OBJECTIVE -> State how many lines in the entries below contain "animal". Write nothing but the number.

--

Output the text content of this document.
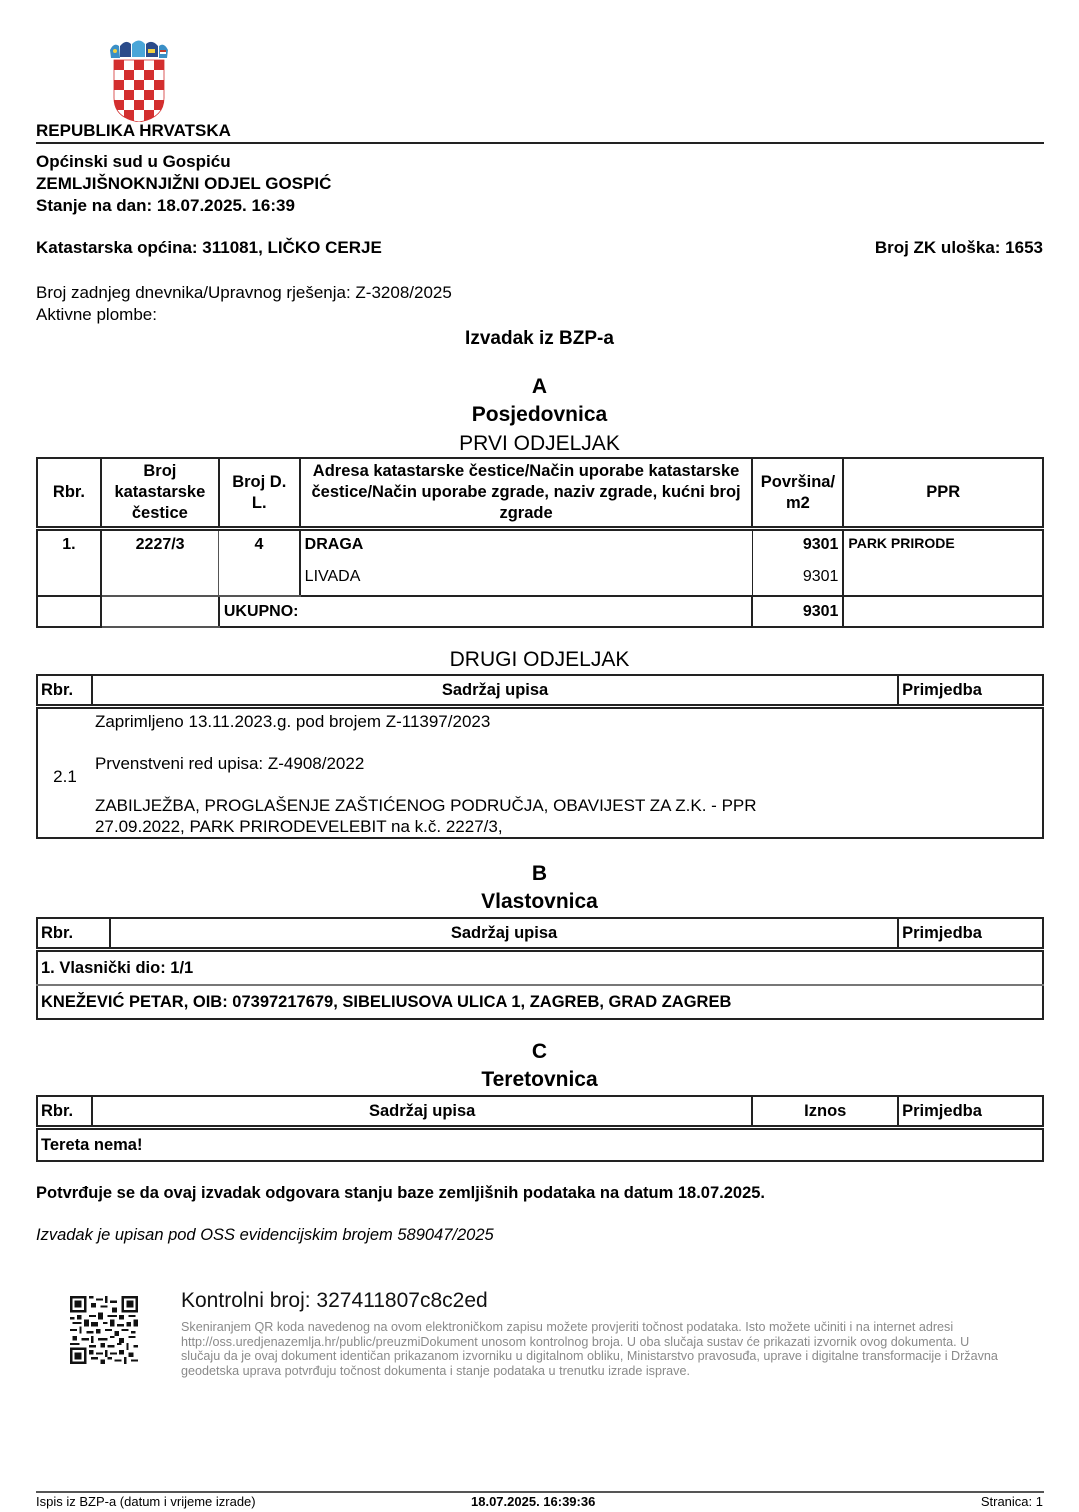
REPUBLIKA HRVATSKA
Općinski sud u Gospiću
ZEMLJIŠNOKNJIŽNI ODJEL GOSPIĆ
Stanje na dan: 18.07.2025. 16:39
Katastarska općina: 311081, LIČKO CERJE	Broj ZK uloška: 1653
Broj zadnjeg dnevnika/Upravnog rješenja: Z-3208/2025
Aktivne plombe:
Izvadak iz BZP-a
A
Posjedovnica
PRVI ODJELJAK
Rbr.	Broj katastarske čestice	Broj D. L.	Adresa katastarske čestice/Način uporabe katastarske čestice/Način uporabe zgrade, naziv zgrade, kućni broj zgrade	Površina/ m2	PPR
1.	2227/3	4	DRAGA	9301	PARK PRIRODE
			LIVADA	9301	
		UKUPNO:		9301	
DRUGI ODJELJAK
Rbr.	Sadržaj upisa	Primjedba
2.1	Zaprimljeno 13.11.2023.g. pod brojem Z-11397/2023
Prvenstveni red upisa: Z-4908/2022
ZABILJEŽBA, PROGLAŠENJE ZAŠTIĆENOG PODRUČJA, OBAVIJEST ZA Z.K. - PPR
27.09.2022, PARK PRIRODEVELEBIT na k.č. 2227/3,	

B
Vlastovnica
Rbr.	Sadržaj upisa	Primjedba
1. Vlasnički dio: 1/1
KNEŽEVIĆ PETAR, OIB: 07397217679, SIBELIUSOVA ULICA 1, ZAGREB, GRAD ZAGREB
C
Teretovnica
Rbr.	Sadržaj upisa	Iznos	Primjedba
Tereta nema!
Potvrđuje se da ovaj izvadak odgovara stanju baze zemljišnih podataka na datum 18.07.2025.
Izvadak je upisan pod OSS evidencijskim brojem 589047/2025
Kontrolni broj: 327411807c8c2ed
Skeniranjem QR koda navedenog na ovom elektroničkom zapisu možete provjeriti točnost podataka. Isto možete učiniti i na internet adresi http://oss.uredjenazemlja.hr/public/preuzmiDokument unosom kontrolnog broja. U oba slučaja sustav će prikazati izvornik ovog dokumenta. U slučaju da je ovaj dokument identičan prikazanom izvorniku u digitalnom obliku, Ministarstvo pravosuđa, uprave i digitalne transformacije i Državna geodetska uprava potvrđuju točnost dokumenta i stanje podataka u trenutku izrade isprave.
Ispis iz BZP-a (datum i vrijeme izrade)	18.07.2025. 16:39:36	Stranica: 1
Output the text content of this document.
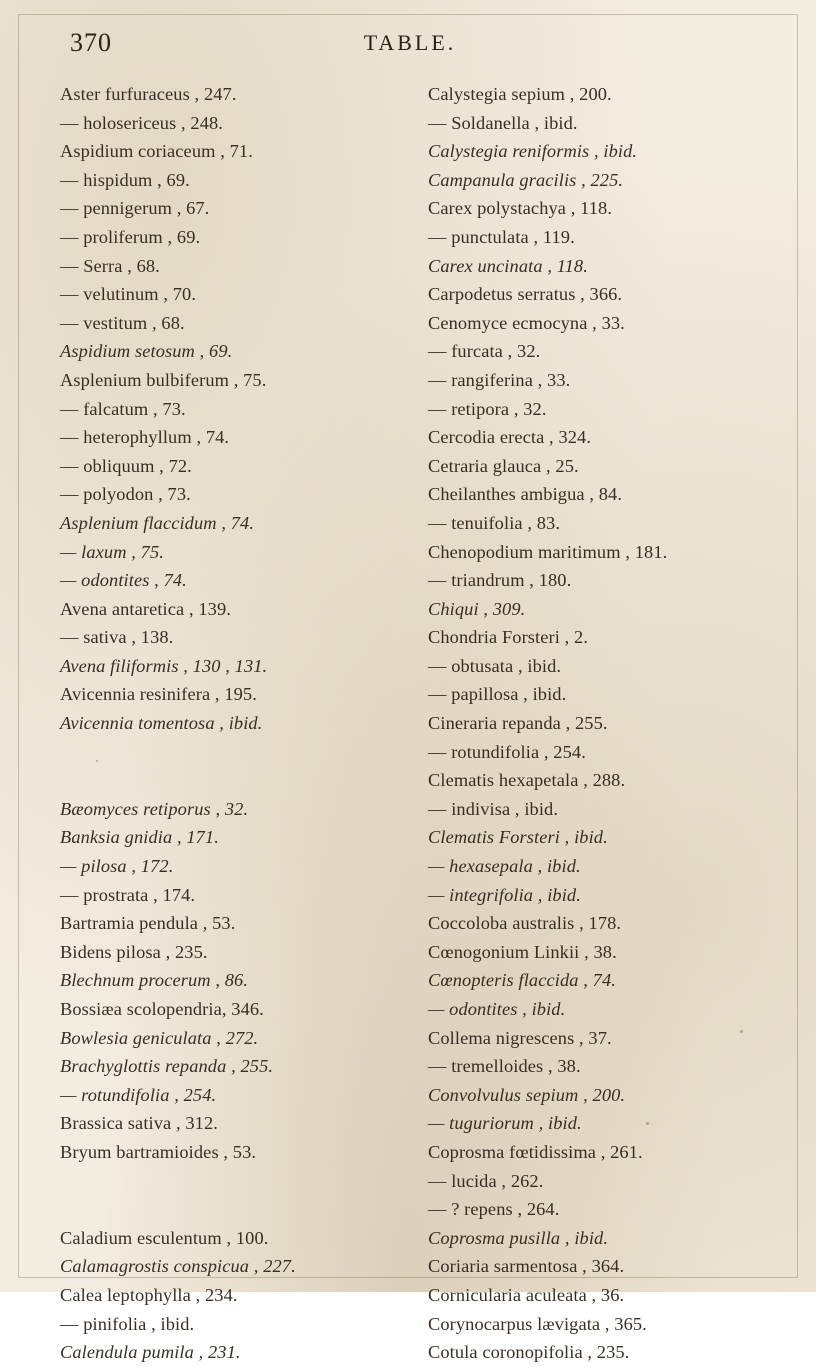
370	TABLE.
Aster furfuraceus , 247.
— holosericeus , 248.
Aspidium coriaceum , 71.
— hispidum , 69.
— pennigerum , 67.
— proliferum , 69.
— Serra , 68.
— velutinum , 70.
— vestitum , 68.
Aspidium setosum , 69.
Asplenium bulbiferum , 75.
— falcatum , 73.
— heterophyllum , 74.
— obliquum , 72.
— polyodon , 73.
Asplenium flaccidum , 74.
— laxum , 75.
— odontites , 74.
Avena antaretica , 139.
— sativa , 138.
Avena filiformis , 130 , 131.
Avicennia resinifera , 195.
Avicennia tomentosa , ibid.
Bæomyces retiporus , 32.
Banksia gnidia , 171.
— pilosa , 172.
— prostrata , 174.
Bartramia pendula , 53.
Bidens pilosa , 235.
Blechnum procerum , 86.
Bossiæa scolopendria, 346.
Bowlesia geniculata , 272.
Brachyglottis repanda , 255.
— rotundifolia , 254.
Brassica sativa , 312.
Bryum bartramioides , 53.
Caladium esculentum , 100.
Calamagrostis conspicua , 227.
Calea leptophylla , 234.
— pinifolia , ibid.
Calendula pumila , 231.
Calystegia sepium , 200.
— Soldanella , ibid.
Calystegia reniformis , ibid.
Campanula gracilis , 225.
Carex polystachya , 118.
— punctulata , 119.
Carex uncinata , 118.
Carpodetus serratus , 366.
Cenomyce ecmocyna , 33.
— furcata , 32.
— rangiferina , 33.
— retipora , 32.
Cercodia erecta , 324.
Cetraria glauca , 25.
Cheilanthes ambigua , 84.
— tenuifolia , 83.
Chenopodium maritimum , 181.
— triandrum , 180.
Chiqui , 309.
Chondria Forsteri , 2.
— obtusata , ibid.
— papillosa , ibid.
Cineraria repanda , 255.
— rotundifolia , 254.
Clematis hexapetala , 288.
— indivisa , ibid.
Clematis Forsteri , ibid.
— hexasepala , ibid.
— integrifolia , ibid.
Coccoloba australis , 178.
Cœnogonium Linkii , 38.
Cœnopteris flaccida , 74.
— odontites , ibid.
Collema nigrescens , 37.
— tremelloides , 38.
Convolvulus sepium , 200.
— tuguriorum , ibid.
Coprosma fœtidissima , 261.
— lucida , 262.
— ? repens , 264.
Coprosma pusilla , ibid.
Coriaria sarmentosa , 364.
Cornicularia aculeata , 36.
Corynocarpus lævigata , 365.
Cotula coronopifolia , 235.
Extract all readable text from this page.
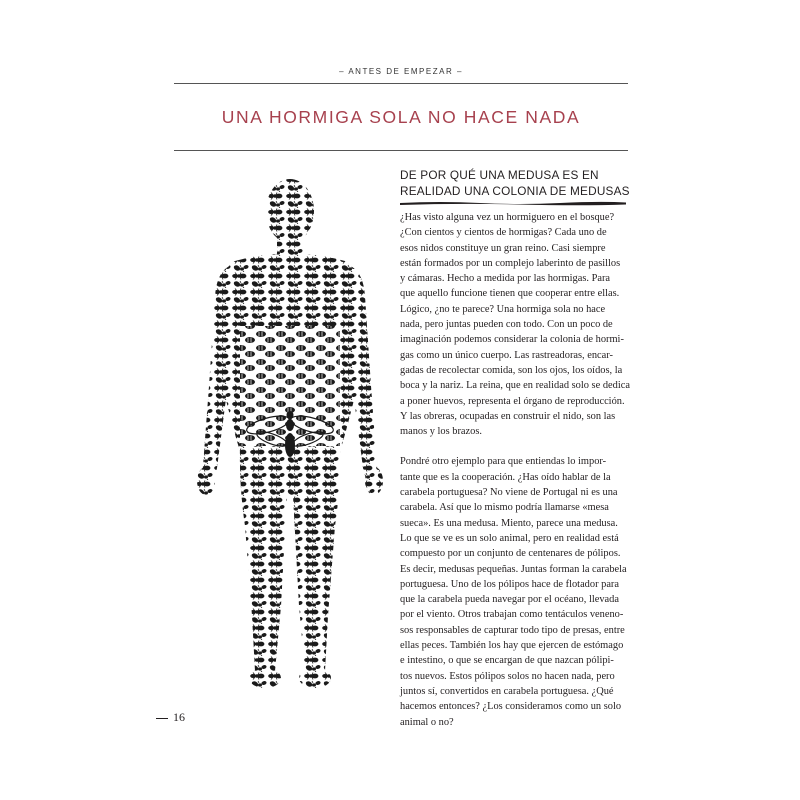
– ANTES DE EMPEZAR –
UNA HORMIGA SOLA NO HACE NADA
DE POR QUÉ UNA MEDUSA ES EN
REALIDAD UNA COLONIA DE MEDUSAS

¿Has visto alguna vez un hormiguero en el bosque?
¿Con cientos y cientos de hormigas? Cada uno de
esos nidos constituye un gran reino. Casi siempre
están formados por un complejo laberinto de pasillos
y cámaras. Hecho a medida por las hormigas. Para
que aquello funcione tienen que cooperar entre ellas.
Lógico, ¿no te parece? Una hormiga sola no hace
nada, pero juntas pueden con todo. Con un poco de
imaginación podemos considerar la colonia de hormi-
gas como un único cuerpo. Las rastreadoras, encar-
gadas de recolectar comida, son los ojos, los oídos, la
boca y la nariz. La reina, que en realidad solo se dedica
a poner huevos, representa el órgano de reproducción.
Y las obreras, ocupadas en construir el nido, son las
manos y los brazos.

Pondré otro ejemplo para que entiendas lo impor-
tante que es la cooperación. ¿Has oído hablar de la
carabela portuguesa? No viene de Portugal ni es una
carabela. Así que lo mismo podría llamarse «mesa
sueca». Es una medusa. Miento, parece una medusa.
Lo que se ve es un solo animal, pero en realidad está
compuesto por un conjunto de centenares de pólipos.
Es decir, medusas pequeñas. Juntas forman la carabela
portuguesa. Uno de los pólipos hace de flotador para
que la carabela pueda navegar por el océano, llevada
por el viento. Otros trabajan como tentáculos veneno-
sos responsables de capturar todo tipo de presas, entre
ellas peces. También los hay que ejercen de estómago
e intestino, o que se encargan de que nazcan pólipi-
tos nuevos. Estos pólipos solos no hacen nada, pero
juntos sí, convertidos en carabela portuguesa. ¿Qué
hacemos entonces? ¿Los consideramos como un solo
animal o no?

16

--

TASK OUTPUT -> 2